__What the task requires__. Filter the records below for the word "decimal". Keep each line that has it.
[Opening Material provided section]
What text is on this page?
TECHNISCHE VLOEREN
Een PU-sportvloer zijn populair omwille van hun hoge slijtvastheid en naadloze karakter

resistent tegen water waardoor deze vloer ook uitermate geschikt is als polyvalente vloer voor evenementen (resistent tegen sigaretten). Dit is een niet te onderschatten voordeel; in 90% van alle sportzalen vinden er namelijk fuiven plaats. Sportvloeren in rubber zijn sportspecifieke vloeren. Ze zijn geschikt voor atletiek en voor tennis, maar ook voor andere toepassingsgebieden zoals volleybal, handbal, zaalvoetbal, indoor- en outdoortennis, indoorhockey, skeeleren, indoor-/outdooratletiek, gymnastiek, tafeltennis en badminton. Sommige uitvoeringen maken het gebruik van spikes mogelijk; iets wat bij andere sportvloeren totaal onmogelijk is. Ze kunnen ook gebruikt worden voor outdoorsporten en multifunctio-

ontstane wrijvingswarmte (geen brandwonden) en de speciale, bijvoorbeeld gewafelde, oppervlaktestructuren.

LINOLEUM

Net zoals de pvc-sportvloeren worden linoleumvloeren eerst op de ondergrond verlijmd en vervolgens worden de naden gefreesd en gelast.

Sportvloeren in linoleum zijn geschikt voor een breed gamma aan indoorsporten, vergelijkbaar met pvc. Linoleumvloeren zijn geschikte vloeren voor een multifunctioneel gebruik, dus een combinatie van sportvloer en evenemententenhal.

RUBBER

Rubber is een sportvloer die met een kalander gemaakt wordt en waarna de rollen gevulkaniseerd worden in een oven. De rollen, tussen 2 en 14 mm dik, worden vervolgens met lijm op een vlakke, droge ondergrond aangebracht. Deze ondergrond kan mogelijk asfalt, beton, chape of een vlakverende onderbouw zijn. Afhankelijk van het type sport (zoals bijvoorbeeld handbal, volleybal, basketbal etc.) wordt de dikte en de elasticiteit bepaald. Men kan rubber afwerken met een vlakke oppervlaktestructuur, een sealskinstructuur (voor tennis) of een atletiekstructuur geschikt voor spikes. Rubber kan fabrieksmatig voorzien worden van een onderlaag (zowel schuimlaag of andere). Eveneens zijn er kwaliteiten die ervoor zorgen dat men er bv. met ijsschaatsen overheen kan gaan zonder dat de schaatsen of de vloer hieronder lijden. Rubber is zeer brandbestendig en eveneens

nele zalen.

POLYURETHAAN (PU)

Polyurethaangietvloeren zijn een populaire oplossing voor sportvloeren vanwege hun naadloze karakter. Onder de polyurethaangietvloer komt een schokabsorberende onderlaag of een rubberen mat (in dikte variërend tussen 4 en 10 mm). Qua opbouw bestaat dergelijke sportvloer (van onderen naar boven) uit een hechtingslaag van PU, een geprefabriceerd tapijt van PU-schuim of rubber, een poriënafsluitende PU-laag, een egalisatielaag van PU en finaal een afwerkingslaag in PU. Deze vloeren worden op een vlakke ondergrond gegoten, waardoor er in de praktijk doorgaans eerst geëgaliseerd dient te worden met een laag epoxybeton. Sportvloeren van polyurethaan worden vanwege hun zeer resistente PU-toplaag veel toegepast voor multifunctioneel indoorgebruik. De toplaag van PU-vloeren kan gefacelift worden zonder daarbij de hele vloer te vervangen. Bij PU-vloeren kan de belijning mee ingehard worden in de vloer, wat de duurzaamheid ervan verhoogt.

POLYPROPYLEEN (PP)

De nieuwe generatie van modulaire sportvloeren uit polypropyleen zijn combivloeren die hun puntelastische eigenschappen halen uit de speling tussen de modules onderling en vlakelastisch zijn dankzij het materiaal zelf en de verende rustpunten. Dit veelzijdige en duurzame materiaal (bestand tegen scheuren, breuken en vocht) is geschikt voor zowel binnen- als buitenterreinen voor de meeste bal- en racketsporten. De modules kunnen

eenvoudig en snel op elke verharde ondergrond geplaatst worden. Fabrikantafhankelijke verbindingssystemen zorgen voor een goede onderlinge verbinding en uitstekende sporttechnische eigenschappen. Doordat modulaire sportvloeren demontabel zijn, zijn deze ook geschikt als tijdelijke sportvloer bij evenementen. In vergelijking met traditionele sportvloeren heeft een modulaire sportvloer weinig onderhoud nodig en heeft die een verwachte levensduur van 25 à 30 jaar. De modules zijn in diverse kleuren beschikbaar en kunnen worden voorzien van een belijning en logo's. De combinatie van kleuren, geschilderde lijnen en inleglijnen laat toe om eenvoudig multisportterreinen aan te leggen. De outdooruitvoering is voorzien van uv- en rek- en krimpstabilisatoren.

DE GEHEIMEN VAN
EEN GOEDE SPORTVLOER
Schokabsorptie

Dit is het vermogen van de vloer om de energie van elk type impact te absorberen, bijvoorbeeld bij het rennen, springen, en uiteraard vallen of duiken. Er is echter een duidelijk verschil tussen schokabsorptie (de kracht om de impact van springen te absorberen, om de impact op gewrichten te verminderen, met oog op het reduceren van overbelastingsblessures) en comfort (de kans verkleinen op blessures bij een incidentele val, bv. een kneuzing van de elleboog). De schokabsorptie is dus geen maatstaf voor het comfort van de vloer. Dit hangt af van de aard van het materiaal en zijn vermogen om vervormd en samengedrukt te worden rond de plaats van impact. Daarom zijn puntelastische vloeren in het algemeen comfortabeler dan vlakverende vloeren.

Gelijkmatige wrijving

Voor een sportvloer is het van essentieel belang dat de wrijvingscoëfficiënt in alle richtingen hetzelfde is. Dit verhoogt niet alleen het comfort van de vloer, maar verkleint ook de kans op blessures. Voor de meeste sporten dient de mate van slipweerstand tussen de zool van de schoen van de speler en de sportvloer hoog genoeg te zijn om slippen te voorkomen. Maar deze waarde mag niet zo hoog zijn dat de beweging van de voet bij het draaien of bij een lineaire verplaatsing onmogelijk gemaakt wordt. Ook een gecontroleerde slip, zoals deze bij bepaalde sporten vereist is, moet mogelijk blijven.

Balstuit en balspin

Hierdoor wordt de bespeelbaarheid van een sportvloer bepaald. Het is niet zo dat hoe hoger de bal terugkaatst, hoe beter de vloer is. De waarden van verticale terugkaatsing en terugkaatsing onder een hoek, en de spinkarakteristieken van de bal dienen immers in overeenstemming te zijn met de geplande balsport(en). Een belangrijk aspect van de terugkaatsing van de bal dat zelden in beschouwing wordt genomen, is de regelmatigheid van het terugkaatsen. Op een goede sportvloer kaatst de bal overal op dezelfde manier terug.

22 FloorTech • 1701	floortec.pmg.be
[Closing Material provided section]
[Opening Material provided section]
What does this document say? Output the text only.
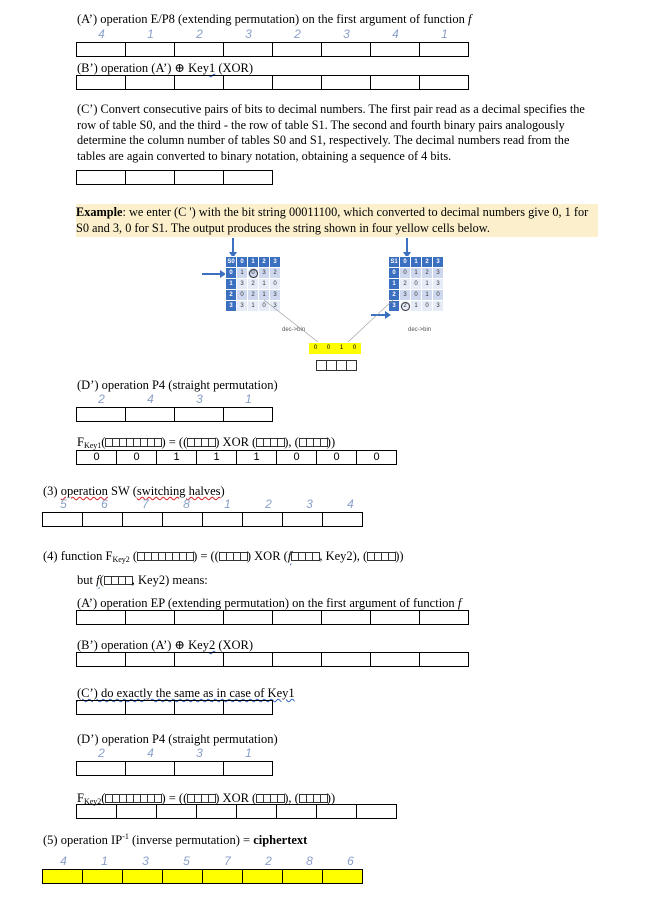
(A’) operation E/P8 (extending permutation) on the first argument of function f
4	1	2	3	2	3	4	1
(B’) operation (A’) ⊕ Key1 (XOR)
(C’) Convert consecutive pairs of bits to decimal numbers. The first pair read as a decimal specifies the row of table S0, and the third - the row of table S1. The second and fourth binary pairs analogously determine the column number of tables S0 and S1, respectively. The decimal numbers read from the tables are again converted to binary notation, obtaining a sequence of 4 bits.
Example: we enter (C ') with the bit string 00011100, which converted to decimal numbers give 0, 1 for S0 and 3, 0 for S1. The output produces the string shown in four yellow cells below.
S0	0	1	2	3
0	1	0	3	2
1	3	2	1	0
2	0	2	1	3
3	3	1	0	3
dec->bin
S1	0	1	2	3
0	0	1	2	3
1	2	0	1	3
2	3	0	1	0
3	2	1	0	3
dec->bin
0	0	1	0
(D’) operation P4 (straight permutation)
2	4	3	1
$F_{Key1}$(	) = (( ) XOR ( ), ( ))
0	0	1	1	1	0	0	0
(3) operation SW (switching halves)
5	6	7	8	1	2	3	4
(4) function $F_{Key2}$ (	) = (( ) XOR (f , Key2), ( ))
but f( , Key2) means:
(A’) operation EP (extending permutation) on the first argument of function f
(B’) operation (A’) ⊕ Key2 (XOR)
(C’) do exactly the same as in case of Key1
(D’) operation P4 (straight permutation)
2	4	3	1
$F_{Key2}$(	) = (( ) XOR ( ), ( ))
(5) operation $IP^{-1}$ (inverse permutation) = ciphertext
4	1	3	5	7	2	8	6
[Closing Material provided section]
__Solution to this problem__.
(C’) Convert consecutive pairs of bits to decimal numbers. The first pair read as a decimal specifies the row of table S0, and the third - the row of table S1. The second and fourth binary pairs analogously determine the column number of tables S0 and S1, respectively. The decimal numbers read from the tables are again converted to binary notation, obtaining a sequence of 4 bits.
Example: we enter (C ') with the bit string 00011100, which converted to decimal numbers give 0, 1 for S0 and 3, 0 for S1. The output produces the string shown in four yellow cells below.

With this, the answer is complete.